Exercise set.
(1) According to the bill summary, whose definition of "disability" does the bill adopt?
(2) Reproduce the bill summary word for word, starting at "Smaller creators and" and ending at "of legislative text.".

START Text shown

Official title: Update the 21st Century Communications and Video Accessibility Act of 2010.
Introduced April 16, 2026 by Edward John Markey · Last progress April 16, 2026
The bill substantially expands legally enforceable accessibility across devices, video content, and real‑time communications—meaningfully improving access for people with disabilities—but it does so at the cost of new compliance burdens, regulatory complexity, and implementation uncertainty for industry and the FCC.
People with disabilities (including Deaf, DeafBlind, blind/low-vision, speech and cognitive disabilities) gain legally backed, across-the-board access to communications and video content through required captions, audio description, accessible video-conferencing features, and sign-language support.
People who use assistive technologies (braille displays, hearing aids, screen readers, AAC) and organizations that serve them will get better device and software interoperability—dedicated audio tracks, assistive-technology integration, and initial-device accessibility prompts—making mainstream devices more usable.
Deaf, DeafBlind, and other users relying on real-time communications will get improved services—visual interpretation, full screen‑reader support for shared content, communication facilitators, and sign-language parity for customer/technical support—helping access to calls, emergency communications, and service assistance.
Platforms, device makers, broadcasters, and creators will face substantial new compliance and development costs to add captions, audio description, assistive features, and labeling, costs that may be passed to consumers or reduce services.
Smaller creators and makers of consumer-generated content risk disproportionate burdens—added complexity or costs could limit their ability to comply, shrink offerings, or delay adoption of accessibility features.
Ambiguous standards (what is 'achievable' or 'technically feasible'), long transition deadlines, and the possibility of waivers create uncertainty that could delay implementation, invite litigation about responsibilities, and reduce near-term benefits for disabled users.
Based on analysis of 6 sections of legislative text.
Expands Communications Act accessibility rules: updates definitions, requires captioning and audio description for online/IP video, mandates accessible conferencing and device interoperability, and creates recurring FCC reports on emerging tech accessibility.
Requires the Federal Communications Commission and the communications industry to expand and modernize accessibility across video programming, video apparatus, video conferencing, and emerging communications technologies. It updates statutory definitions (including adopting the ADA definition of “disability”), mandates closed captioning and audio description rules for online and IP‑delivered content, requires accessible controls and interoperability for playback devices and assistive tech, demands parity of sign‑language customer support, and creates recurring FCC reporting and rulemaking obligations on emerging-technology accessibility. Implements phased compliance schedules and deadlines for rulemakings and requires recurring reports to Congress and five‑year studies assessing accessibility barriers from AI, AR/VR/XR, spatial computing, advanced wireless, robotics, IoT, and similar technologies; gives the FCC authority to update or create regulations to address gaps and to allocate compliance responsibilities across manufacturers, service providers, and software vendors.

END Text shown
START Data provided

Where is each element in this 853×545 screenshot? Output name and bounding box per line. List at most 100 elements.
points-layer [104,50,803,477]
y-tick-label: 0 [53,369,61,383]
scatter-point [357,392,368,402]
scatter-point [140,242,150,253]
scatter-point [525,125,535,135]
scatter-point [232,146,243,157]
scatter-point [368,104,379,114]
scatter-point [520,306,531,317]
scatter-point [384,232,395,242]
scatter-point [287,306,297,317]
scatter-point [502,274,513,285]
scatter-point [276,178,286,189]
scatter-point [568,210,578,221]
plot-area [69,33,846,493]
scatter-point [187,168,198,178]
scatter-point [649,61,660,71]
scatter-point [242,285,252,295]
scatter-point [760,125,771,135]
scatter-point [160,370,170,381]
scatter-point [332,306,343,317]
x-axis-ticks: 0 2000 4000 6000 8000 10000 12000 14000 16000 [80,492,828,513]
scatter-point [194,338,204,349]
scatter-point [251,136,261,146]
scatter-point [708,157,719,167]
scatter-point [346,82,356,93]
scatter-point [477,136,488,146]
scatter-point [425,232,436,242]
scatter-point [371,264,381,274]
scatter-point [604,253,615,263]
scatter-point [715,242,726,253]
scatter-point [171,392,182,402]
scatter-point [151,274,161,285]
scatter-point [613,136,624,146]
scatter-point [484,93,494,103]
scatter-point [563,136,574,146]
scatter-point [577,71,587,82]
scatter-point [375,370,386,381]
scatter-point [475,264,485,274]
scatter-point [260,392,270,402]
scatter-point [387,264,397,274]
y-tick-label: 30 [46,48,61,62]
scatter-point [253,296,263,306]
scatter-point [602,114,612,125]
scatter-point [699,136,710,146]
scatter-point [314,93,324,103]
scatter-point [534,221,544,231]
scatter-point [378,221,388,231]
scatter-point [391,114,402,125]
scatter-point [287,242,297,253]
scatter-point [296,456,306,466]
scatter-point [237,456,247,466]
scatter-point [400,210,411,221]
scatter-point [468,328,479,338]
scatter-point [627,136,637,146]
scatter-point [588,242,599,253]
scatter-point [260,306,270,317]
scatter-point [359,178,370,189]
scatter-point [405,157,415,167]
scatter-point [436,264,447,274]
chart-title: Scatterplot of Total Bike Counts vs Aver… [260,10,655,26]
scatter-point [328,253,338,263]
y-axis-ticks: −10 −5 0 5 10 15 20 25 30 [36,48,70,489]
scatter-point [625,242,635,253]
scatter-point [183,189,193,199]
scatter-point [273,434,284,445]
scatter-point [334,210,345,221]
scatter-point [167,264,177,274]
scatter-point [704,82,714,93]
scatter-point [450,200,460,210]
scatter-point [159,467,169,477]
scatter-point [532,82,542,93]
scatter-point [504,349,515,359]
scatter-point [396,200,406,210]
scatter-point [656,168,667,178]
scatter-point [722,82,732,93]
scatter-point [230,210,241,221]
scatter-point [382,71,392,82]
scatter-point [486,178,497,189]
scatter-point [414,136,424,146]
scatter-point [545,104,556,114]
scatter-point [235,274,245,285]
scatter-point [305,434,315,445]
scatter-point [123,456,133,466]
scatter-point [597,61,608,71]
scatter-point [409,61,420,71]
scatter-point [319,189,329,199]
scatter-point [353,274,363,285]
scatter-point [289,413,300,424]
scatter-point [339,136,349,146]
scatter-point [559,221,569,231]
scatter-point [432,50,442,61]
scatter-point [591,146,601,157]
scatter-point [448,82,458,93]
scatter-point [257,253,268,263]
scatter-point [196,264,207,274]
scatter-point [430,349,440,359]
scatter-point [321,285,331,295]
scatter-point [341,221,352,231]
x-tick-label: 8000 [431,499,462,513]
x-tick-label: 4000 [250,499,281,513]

END Data provided

Answers by item number.
(1) The ADA definition.

(2)
Smaller creators and makers of consumer-generated content risk disproportionate burdens—added complexity or costs could limit their ability to comply, shrink offerings, or delay adoption of accessibility features.
Ambiguous standards (what is 'achievable' or 'technically feasible'), long transition deadlines, and the possibility of waivers create uncertainty that could delay implementation, invite litigation about responsibilities, and reduce near-term benefits for disabled users.
Based on analysis of 6 sections of legislative text.